* DATA ENTRIES
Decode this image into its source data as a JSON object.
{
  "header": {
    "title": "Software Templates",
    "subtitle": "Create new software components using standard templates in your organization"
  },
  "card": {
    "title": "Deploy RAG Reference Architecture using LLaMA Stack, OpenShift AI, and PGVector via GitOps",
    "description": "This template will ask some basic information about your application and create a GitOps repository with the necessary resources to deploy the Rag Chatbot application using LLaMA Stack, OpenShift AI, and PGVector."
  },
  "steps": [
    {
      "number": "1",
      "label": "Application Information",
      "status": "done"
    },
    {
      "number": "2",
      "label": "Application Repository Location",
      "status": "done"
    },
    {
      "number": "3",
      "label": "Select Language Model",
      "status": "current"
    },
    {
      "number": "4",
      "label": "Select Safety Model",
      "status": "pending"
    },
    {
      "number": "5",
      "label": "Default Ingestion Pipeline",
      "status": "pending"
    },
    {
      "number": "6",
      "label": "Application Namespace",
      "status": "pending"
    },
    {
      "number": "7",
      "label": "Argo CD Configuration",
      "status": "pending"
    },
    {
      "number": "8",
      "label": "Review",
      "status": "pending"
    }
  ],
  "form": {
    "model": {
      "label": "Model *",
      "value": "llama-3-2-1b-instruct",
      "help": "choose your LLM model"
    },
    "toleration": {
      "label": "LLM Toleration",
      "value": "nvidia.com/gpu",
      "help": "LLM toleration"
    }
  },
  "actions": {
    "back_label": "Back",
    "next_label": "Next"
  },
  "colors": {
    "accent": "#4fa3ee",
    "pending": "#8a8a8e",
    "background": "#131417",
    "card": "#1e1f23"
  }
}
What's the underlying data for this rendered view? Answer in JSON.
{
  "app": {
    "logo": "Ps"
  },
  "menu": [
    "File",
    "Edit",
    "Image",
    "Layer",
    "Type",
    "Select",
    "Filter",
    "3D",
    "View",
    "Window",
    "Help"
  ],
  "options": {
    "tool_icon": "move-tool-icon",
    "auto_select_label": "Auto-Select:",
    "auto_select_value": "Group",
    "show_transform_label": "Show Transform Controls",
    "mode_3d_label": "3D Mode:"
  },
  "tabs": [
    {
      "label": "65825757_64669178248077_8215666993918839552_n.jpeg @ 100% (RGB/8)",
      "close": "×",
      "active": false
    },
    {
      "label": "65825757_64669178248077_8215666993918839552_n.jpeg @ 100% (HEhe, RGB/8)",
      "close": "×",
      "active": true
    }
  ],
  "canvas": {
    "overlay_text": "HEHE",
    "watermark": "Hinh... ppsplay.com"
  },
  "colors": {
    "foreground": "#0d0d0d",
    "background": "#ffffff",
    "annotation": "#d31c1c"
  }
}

* TASK STATEMENT
Return solely the number of lines in the data that include the word "JSON".

* RESULT OF THIS TASK
2